## BEGIN
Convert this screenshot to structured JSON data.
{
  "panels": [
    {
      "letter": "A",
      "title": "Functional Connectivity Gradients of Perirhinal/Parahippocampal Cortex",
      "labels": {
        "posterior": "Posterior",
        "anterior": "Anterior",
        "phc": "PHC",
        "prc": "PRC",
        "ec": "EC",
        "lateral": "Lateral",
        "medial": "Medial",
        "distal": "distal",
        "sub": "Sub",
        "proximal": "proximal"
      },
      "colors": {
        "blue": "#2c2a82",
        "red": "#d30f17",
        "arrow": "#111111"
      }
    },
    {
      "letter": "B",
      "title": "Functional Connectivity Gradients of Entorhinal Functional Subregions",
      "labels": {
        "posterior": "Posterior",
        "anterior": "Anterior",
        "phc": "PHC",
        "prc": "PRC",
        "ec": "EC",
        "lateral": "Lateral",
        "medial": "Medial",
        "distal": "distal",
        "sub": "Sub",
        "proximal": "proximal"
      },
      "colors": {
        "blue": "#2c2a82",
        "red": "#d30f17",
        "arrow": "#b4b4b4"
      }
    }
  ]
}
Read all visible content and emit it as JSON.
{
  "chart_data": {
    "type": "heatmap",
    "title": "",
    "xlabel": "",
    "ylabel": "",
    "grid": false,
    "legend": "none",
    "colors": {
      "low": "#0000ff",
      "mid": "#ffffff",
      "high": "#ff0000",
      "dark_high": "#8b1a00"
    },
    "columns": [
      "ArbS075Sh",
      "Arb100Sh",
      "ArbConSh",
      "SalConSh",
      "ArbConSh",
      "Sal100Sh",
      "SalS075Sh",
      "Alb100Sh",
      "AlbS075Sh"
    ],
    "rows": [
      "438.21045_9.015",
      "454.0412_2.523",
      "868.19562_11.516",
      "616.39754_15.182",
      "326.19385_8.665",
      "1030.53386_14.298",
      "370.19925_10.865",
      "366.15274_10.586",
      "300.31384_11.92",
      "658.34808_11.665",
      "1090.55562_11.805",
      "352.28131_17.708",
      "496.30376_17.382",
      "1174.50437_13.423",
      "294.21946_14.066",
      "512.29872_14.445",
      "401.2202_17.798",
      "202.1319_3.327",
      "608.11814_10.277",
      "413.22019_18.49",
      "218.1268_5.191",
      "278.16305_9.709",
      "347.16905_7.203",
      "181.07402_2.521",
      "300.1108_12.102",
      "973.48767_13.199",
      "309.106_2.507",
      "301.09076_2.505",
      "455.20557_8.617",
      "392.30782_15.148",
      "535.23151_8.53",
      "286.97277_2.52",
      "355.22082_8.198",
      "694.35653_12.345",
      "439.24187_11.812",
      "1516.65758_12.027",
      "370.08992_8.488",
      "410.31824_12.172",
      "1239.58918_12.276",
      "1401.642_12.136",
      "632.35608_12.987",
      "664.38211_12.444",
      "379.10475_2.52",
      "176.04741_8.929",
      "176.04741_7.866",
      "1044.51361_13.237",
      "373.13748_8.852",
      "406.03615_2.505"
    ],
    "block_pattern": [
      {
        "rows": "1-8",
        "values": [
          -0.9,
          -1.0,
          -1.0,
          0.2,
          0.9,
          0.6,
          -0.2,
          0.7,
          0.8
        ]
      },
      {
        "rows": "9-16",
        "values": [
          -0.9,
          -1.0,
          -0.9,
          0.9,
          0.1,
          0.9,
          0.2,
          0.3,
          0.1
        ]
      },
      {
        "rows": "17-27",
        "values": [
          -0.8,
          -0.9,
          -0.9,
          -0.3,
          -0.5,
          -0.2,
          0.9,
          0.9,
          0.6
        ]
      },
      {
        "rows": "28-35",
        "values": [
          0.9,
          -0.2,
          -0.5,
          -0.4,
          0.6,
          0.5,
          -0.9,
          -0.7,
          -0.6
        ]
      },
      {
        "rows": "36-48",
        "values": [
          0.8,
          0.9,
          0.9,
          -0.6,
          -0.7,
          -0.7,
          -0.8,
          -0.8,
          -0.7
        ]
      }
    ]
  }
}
## END
EXERCISE PROMPT:
Type out the entries again, word for word.

OUTPUT OF THE TASK:
Convert this screenshot to structured JSON data.
{
  "panels": [
    {
      "letter": "A",
      "title": "Functional Connectivity Gradients of Perirhinal/Parahippocampal Cortex",
      "labels": {
        "posterior": "Posterior",
        "anterior": "Anterior",
        "phc": "PHC",
        "prc": "PRC",
        "ec": "EC",
        "lateral": "Lateral",
        "medial": "Medial",
        "distal": "distal",
        "sub": "Sub",
        "proximal": "proximal"
      },
      "colors": {
        "blue": "#2c2a82",
        "red": "#d30f17",
        "arrow": "#111111"
      }
    },
    {
      "letter": "B",
      "title": "Functional Connectivity Gradients of Entorhinal Functional Subregions",
      "labels": {
        "posterior": "Posterior",
        "anterior": "Anterior",
        "phc": "PHC",
        "prc": "PRC",
        "ec": "EC",
        "lateral": "Lateral",
        "medial": "Medial",
        "distal": "distal",
        "sub": "Sub",
        "proximal": "proximal"
      },
      "colors": {
        "blue": "#2c2a82",
        "red": "#d30f17",
        "arrow": "#b4b4b4"
      }
    }
  ]
}
Read all visible content and emit it as JSON.
{
  "chart_data": {
    "type": "heatmap",
    "title": "",
    "xlabel": "",
    "ylabel": "",
    "grid": false,
    "legend": "none",
    "colors": {
      "low": "#0000ff",
      "mid": "#ffffff",
      "high": "#ff0000",
      "dark_high": "#8b1a00"
    },
    "columns": [
      "ArbS075Sh",
      "Arb100Sh",
      "ArbConSh",
      "SalConSh",
      "ArbConSh",
      "Sal100Sh",
      "SalS075Sh",
      "Alb100Sh",
      "AlbS075Sh"
    ],
    "rows": [
      "438.21045_9.015",
      "454.0412_2.523",
      "868.19562_11.516",
      "616.39754_15.182",
      "326.19385_8.665",
      "1030.53386_14.298",
      "370.19925_10.865",
      "366.15274_10.586",
      "300.31384_11.92",
      "658.34808_11.665",
      "1090.55562_11.805",
      "352.28131_17.708",
      "496.30376_17.382",
      "1174.50437_13.423",
      "294.21946_14.066",
      "512.29872_14.445",
      "401.2202_17.798",
      "202.1319_3.327",
      "608.11814_10.277",
      "413.22019_18.49",
      "218.1268_5.191",
      "278.16305_9.709",
      "347.16905_7.203",
      "181.07402_2.521",
      "300.1108_12.102",
      "973.48767_13.199",
      "309.106_2.507",
      "301.09076_2.505",
      "455.20557_8.617",
      "392.30782_15.148",
      "535.23151_8.53",
      "286.97277_2.52",
      "355.22082_8.198",
      "694.35653_12.345",
      "439.24187_11.812",
      "1516.65758_12.027",
      "370.08992_8.488",
      "410.31824_12.172",
      "1239.58918_12.276",
      "1401.642_12.136",
      "632.35608_12.987",
      "664.38211_12.444",
      "379.10475_2.52",
      "176.04741_8.929",
      "176.04741_7.866",
      "1044.51361_13.237",
      "373.13748_8.852",
      "406.03615_2.505"
    ],
    "block_pattern": [
      {
        "rows": "1-8",
        "values": [
          -0.9,
          -1.0,
          -1.0,
          0.2,
          0.9,
          0.6,
          -0.2,
          0.7,
          0.8
        ]
      },
      {
        "rows": "9-16",
        "values": [
          -0.9,
          -1.0,
          -0.9,
          0.9,
          0.1,
          0.9,
          0.2,
          0.3,
          0.1
        ]
      },
      {
        "rows": "17-27",
        "values": [
          -0.8,
          -0.9,
          -0.9,
          -0.3,
          -0.5,
          -0.2,
          0.9,
          0.9,
          0.6
        ]
      },
      {
        "rows": "28-35",
        "values": [
          0.9,
          -0.2,
          -0.5,
          -0.4,
          0.6,
          0.5,
          -0.9,
          -0.7,
          -0.6
        ]
      },
      {
        "rows": "36-48",
        "values": [
          0.8,
          0.9,
          0.9,
          -0.6,
          -0.7,
          -0.7,
          -0.8,
          -0.8,
          -0.7
        ]
      }
    ]
  }
}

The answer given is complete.